_Aim of the task_
Return the entries below verbatim. Pictures stay out.

Records about charts and figures:
# # # #
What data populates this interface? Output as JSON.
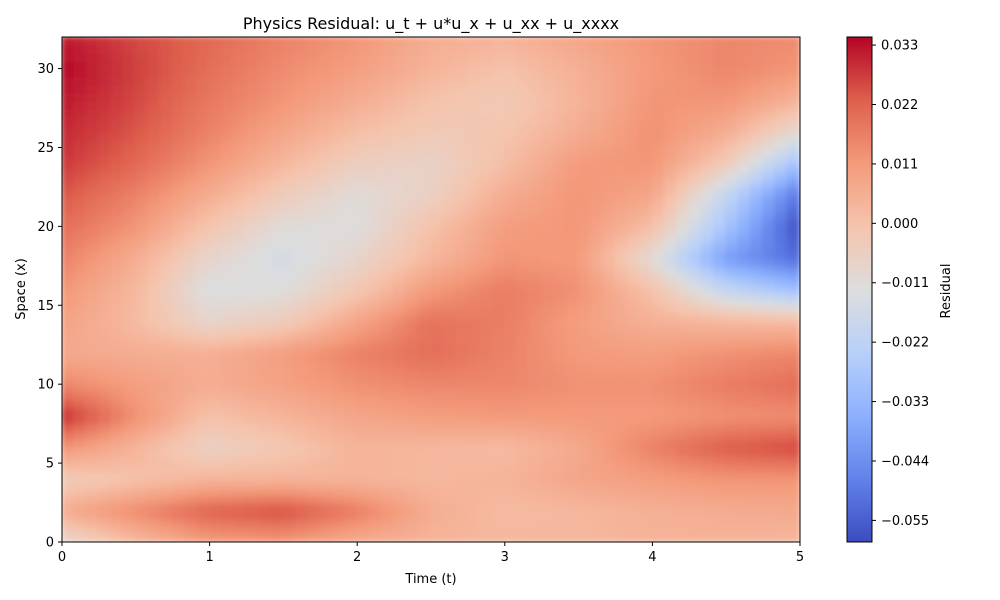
{
  "chart_data": {
    "type": "heatmap",
    "title": "Physics Residual: u_t + u*u_x + u_xx + u_xxxx",
    "xlabel": "Time (t)",
    "ylabel": "Space (x)",
    "colorbar_label": "Residual",
    "colormap": "coolwarm",
    "xlim": [
      0,
      5
    ],
    "ylim": [
      0,
      32
    ],
    "xticks": [
      "0",
      "1",
      "2",
      "3",
      "4",
      "5"
    ],
    "yticks": [
      "0",
      "5",
      "10",
      "15",
      "20",
      "25",
      "30"
    ],
    "color_range": [
      -0.059,
      0.0345
    ],
    "colorbar_ticks": [
      "0.033",
      "0.022",
      "0.011",
      "0.000",
      "−0.011",
      "−0.022",
      "−0.033",
      "−0.044",
      "−0.055"
    ],
    "colorbar_tick_values": [
      0.033,
      0.022,
      0.011,
      0.0,
      -0.011,
      -0.022,
      -0.033,
      -0.044,
      -0.055
    ],
    "grid": false,
    "field": {
      "t": [
        0,
        0.5,
        1,
        1.5,
        2,
        2.5,
        3,
        3.5,
        4,
        4.5,
        5
      ],
      "x": [
        0,
        2,
        4,
        6,
        8,
        10,
        12,
        14,
        16,
        18,
        20,
        22,
        24,
        26,
        28,
        30,
        32
      ],
      "residual": [
        [
          -0.01,
          0.002,
          0.01,
          0.011,
          0.006,
          0.004,
          0.003,
          0.003,
          0.004,
          0.004,
          0.003
        ],
        [
          0.006,
          0.014,
          0.022,
          0.025,
          0.017,
          0.006,
          0.002,
          0.003,
          0.005,
          0.006,
          0.007
        ],
        [
          -0.004,
          0.0,
          0.004,
          0.004,
          0.004,
          0.003,
          0.004,
          0.008,
          0.01,
          0.012,
          0.012
        ],
        [
          0.012,
          0.004,
          -0.006,
          -0.002,
          0.004,
          0.003,
          0.002,
          0.007,
          0.016,
          0.023,
          0.026
        ],
        [
          0.03,
          0.013,
          0.0,
          0.004,
          0.008,
          0.01,
          0.011,
          0.011,
          0.011,
          0.013,
          0.014
        ],
        [
          0.015,
          0.01,
          0.006,
          0.009,
          0.013,
          0.015,
          0.015,
          0.013,
          0.013,
          0.017,
          0.02
        ],
        [
          0.007,
          0.006,
          0.005,
          0.01,
          0.016,
          0.02,
          0.016,
          0.011,
          0.01,
          0.013,
          0.015
        ],
        [
          0.009,
          0.002,
          -0.008,
          -0.004,
          0.008,
          0.019,
          0.017,
          0.01,
          0.005,
          0.003,
          0.002
        ],
        [
          0.012,
          0.003,
          -0.013,
          -0.012,
          -0.002,
          0.011,
          0.017,
          0.013,
          0.0,
          -0.02,
          -0.03
        ],
        [
          0.016,
          0.006,
          -0.008,
          -0.015,
          -0.008,
          0.003,
          0.012,
          0.011,
          -0.01,
          -0.04,
          -0.052
        ],
        [
          0.02,
          0.012,
          -0.001,
          -0.011,
          -0.012,
          0.0,
          0.01,
          0.012,
          0.001,
          -0.028,
          -0.058
        ],
        [
          0.024,
          0.016,
          0.006,
          -0.004,
          -0.011,
          -0.006,
          0.006,
          0.012,
          0.008,
          -0.02,
          -0.05
        ],
        [
          0.028,
          0.021,
          0.012,
          0.003,
          -0.005,
          -0.007,
          0.001,
          0.011,
          0.012,
          -0.003,
          -0.03
        ],
        [
          0.03,
          0.024,
          0.016,
          0.008,
          0.001,
          -0.003,
          -0.001,
          0.006,
          0.013,
          0.006,
          -0.01
        ],
        [
          0.032,
          0.026,
          0.018,
          0.012,
          0.006,
          0.0,
          -0.003,
          0.004,
          0.012,
          0.012,
          0.004
        ],
        [
          0.034,
          0.027,
          0.02,
          0.014,
          0.01,
          0.004,
          0.0,
          0.005,
          0.011,
          0.015,
          0.012
        ],
        [
          0.032,
          0.026,
          0.021,
          0.016,
          0.012,
          0.006,
          0.004,
          0.008,
          0.012,
          0.015,
          0.014
        ]
      ]
    }
  }
}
# # # #
_Exercise solution_
What data populates this interface? Output as JSON.
{
  "chart_data": {
    "type": "heatmap",
    "title": "Physics Residual: u_t + u*u_x + u_xx + u_xxxx",
    "xlabel": "Time (t)",
    "ylabel": "Space (x)",
    "colorbar_label": "Residual",
    "colormap": "coolwarm",
    "xlim": [
      0,
      5
    ],
    "ylim": [
      0,
      32
    ],
    "xticks": [
      "0",
      "1",
      "2",
      "3",
      "4",
      "5"
    ],
    "yticks": [
      "0",
      "5",
      "10",
      "15",
      "20",
      "25",
      "30"
    ],
    "color_range": [
      -0.059,
      0.0345
    ],
    "colorbar_ticks": [
      "0.033",
      "0.022",
      "0.011",
      "0.000",
      "−0.011",
      "−0.022",
      "−0.033",
      "−0.044",
      "−0.055"
    ],
    "colorbar_tick_values": [
      0.033,
      0.022,
      0.011,
      0.0,
      -0.011,
      -0.022,
      -0.033,
      -0.044,
      -0.055
    ],
    "grid": false,
    "field": {
      "t": [
        0,
        0.5,
        1,
        1.5,
        2,
        2.5,
        3,
        3.5,
        4,
        4.5,
        5
      ],
      "x": [
        0,
        2,
        4,
        6,
        8,
        10,
        12,
        14,
        16,
        18,
        20,
        22,
        24,
        26,
        28,
        30,
        32
      ],
      "residual": [
        [
          -0.01,
          0.002,
          0.01,
          0.011,
          0.006,
          0.004,
          0.003,
          0.003,
          0.004,
          0.004,
          0.003
        ],
        [
          0.006,
          0.014,
          0.022,
          0.025,
          0.017,
          0.006,
          0.002,
          0.003,
          0.005,
          0.006,
          0.007
        ],
        [
          -0.004,
          0.0,
          0.004,
          0.004,
          0.004,
          0.003,
          0.004,
          0.008,
          0.01,
          0.012,
          0.012
        ],
        [
          0.012,
          0.004,
          -0.006,
          -0.002,
          0.004,
          0.003,
          0.002,
          0.007,
          0.016,
          0.023,
          0.026
        ],
        [
          0.03,
          0.013,
          0.0,
          0.004,
          0.008,
          0.01,
          0.011,
          0.011,
          0.011,
          0.013,
          0.014
        ],
        [
          0.015,
          0.01,
          0.006,
          0.009,
          0.013,
          0.015,
          0.015,
          0.013,
          0.013,
          0.017,
          0.02
        ],
        [
          0.007,
          0.006,
          0.005,
          0.01,
          0.016,
          0.02,
          0.016,
          0.011,
          0.01,
          0.013,
          0.015
        ],
        [
          0.009,
          0.002,
          -0.008,
          -0.004,
          0.008,
          0.019,
          0.017,
          0.01,
          0.005,
          0.003,
          0.002
        ],
        [
          0.012,
          0.003,
          -0.013,
          -0.012,
          -0.002,
          0.011,
          0.017,
          0.013,
          0.0,
          -0.02,
          -0.03
        ],
        [
          0.016,
          0.006,
          -0.008,
          -0.015,
          -0.008,
          0.003,
          0.012,
          0.011,
          -0.01,
          -0.04,
          -0.052
        ],
        [
          0.02,
          0.012,
          -0.001,
          -0.011,
          -0.012,
          0.0,
          0.01,
          0.012,
          0.001,
          -0.028,
          -0.058
        ],
        [
          0.024,
          0.016,
          0.006,
          -0.004,
          -0.011,
          -0.006,
          0.006,
          0.012,
          0.008,
          -0.02,
          -0.05
        ],
        [
          0.028,
          0.021,
          0.012,
          0.003,
          -0.005,
          -0.007,
          0.001,
          0.011,
          0.012,
          -0.003,
          -0.03
        ],
        [
          0.03,
          0.024,
          0.016,
          0.008,
          0.001,
          -0.003,
          -0.001,
          0.006,
          0.013,
          0.006,
          -0.01
        ],
        [
          0.032,
          0.026,
          0.018,
          0.012,
          0.006,
          0.0,
          -0.003,
          0.004,
          0.012,
          0.012,
          0.004
        ],
        [
          0.034,
          0.027,
          0.02,
          0.014,
          0.01,
          0.004,
          0.0,
          0.005,
          0.011,
          0.015,
          0.012
        ],
        [
          0.032,
          0.026,
          0.021,
          0.016,
          0.012,
          0.006,
          0.004,
          0.008,
          0.012,
          0.015,
          0.014
        ]
      ]
    }
  }
}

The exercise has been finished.